**AUFGABENSTELLUNG**
Ändere im Lesetext "Angreiferin" zu "Stürmerin" und gib den Abschnitt, der mit den Worten beginnt, die "Es war die pure" enthalten, und mit "in Führung gegangen." endet, in dieser Fassung wieder.

**LESETEXT**
━━━
Sind die Spielerinnen der USA mit ihrem Torjubel beim Kantersieg gegen Thailand übers Ziel hinausgeschossen? TV-Expertin Kaylyn Kyle findet schon, äußerte dies auch so und erhielt dafür Morddrohungen.

Es war die pure Freude, die aus dem Gesicht von Megan Rapinoe sprach. Die Angreiferin der US-amerikanischen Nationalmannschaft drehte nach ihrem Treffer im WM-Auftaktspiel des Titelverteidigers gegen Thailand jubelnd ab, lachte übers ganze Gesicht und warf die Arme in die Höhe. Hernach ließ sich die 33-Jährige von ihren Teamkameradinnen, die nicht minder begeistert waren, feiern. Wem der Spielstand nicht geläufig war, weil er vielleicht just in diesem Moment auf einem Empfangsgerät seiner Wahl zugeschaltet hatte, konnte glauben, der dreimalige Weltmeister sei gerade mit 1:0 in Führung gegangen.

Dem war jedoch nicht so. Rapinoes Treffer bedeutete das 9:0 (79.) in einer Partie, die für die USA maximal den Charakter eines Trainingsspiels hatte. Dass die Kickerinnen von Trainerin Jill Ellis dennoch auch ihre weiteren Tore zum 13:0-Endstand so ausgiebig feierten, mag für manch einen neutralen Beobachter zumindest verwunderlich gewesen sein. Die frühere kanadische Nationalspielerin Kaylyn Kyle übte in ihrer Funktion als Expertin für den Fernsehsender "The Sports Network" (TSN) harsche Kritik daran und erhielt dafür nach eigener Aussage Morddrohungen.
━━━
**GESPEICHERTE ZEILEN**
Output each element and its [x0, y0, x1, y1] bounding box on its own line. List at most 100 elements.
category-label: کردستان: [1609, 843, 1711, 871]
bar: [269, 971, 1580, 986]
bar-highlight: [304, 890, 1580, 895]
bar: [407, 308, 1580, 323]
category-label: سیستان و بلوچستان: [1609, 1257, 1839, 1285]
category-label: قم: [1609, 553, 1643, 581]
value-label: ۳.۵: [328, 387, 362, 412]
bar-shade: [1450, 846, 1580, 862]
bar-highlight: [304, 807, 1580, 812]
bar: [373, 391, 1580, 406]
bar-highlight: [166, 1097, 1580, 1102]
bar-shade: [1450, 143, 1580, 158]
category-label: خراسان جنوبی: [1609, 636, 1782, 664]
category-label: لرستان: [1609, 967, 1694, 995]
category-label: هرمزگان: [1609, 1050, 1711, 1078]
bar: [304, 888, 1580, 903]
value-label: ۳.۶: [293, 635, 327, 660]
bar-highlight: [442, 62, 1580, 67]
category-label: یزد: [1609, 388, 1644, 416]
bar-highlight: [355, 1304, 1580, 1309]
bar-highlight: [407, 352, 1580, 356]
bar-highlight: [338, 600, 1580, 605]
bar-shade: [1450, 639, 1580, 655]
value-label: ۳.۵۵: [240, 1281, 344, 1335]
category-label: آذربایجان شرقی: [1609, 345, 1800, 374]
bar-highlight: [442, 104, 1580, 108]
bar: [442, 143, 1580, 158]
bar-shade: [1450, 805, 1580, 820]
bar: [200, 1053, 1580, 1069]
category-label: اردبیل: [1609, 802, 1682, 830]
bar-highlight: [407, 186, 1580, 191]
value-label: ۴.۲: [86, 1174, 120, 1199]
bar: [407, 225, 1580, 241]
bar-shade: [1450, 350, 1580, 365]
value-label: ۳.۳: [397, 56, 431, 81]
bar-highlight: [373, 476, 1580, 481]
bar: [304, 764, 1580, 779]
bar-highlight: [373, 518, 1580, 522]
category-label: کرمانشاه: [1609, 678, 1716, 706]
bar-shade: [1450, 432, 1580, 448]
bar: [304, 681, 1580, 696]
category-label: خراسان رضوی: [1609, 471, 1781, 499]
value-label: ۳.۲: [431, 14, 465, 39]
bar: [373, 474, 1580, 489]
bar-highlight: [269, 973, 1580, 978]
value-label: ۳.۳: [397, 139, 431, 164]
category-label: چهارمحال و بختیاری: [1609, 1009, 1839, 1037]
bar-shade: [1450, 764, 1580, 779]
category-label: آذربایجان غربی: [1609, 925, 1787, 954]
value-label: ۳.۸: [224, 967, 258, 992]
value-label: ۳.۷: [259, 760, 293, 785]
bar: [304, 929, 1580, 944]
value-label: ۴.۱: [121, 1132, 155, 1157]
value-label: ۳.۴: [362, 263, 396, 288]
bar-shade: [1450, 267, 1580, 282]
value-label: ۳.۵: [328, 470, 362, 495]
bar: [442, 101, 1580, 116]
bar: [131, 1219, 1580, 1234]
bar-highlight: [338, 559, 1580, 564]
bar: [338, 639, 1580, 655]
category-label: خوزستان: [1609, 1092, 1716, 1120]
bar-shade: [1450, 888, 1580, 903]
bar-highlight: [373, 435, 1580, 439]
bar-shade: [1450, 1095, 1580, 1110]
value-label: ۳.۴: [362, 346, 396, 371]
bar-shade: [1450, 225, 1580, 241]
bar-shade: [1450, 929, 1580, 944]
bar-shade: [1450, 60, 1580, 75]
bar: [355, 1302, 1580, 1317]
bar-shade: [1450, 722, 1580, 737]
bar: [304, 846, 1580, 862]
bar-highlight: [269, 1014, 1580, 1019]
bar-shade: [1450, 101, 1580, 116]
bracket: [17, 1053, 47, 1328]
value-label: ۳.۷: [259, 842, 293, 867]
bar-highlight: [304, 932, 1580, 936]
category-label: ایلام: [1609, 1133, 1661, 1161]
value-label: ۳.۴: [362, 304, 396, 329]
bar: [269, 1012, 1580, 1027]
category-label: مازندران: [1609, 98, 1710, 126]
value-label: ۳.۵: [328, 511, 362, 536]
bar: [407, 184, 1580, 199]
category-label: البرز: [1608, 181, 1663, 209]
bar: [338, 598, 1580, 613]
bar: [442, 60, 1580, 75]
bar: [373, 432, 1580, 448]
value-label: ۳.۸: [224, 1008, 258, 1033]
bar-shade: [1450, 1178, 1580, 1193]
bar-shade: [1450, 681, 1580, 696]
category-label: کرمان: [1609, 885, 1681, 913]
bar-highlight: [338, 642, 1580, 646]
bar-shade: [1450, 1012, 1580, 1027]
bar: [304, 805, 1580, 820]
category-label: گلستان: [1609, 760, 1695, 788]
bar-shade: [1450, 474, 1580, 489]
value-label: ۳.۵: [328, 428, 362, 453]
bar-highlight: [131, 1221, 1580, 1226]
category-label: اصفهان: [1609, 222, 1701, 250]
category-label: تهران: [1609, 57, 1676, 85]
━━━
**LÖSUNG**
Es war die pure Freude, die aus dem Gesicht von Megan Rapinoe sprach. Die Stürmerin der US-amerikanischen Nationalmannschaft drehte nach ihrem Treffer im WM-Auftaktspiel des Titelverteidigers gegen Thailand jubelnd ab, lachte übers ganze Gesicht und warf die Arme in die Höhe. Hernach ließ sich die 33-Jährige von ihren Teamkameradinnen, die nicht minder begeistert waren, feiern. Wem der Spielstand nicht geläufig war, weil er vielleicht just in diesem Moment auf einem Empfangsgerät seiner Wahl zugeschaltet hatte, konnte glauben, der dreimalige Weltmeister sei gerade mit 1:0 in Führung gegangen.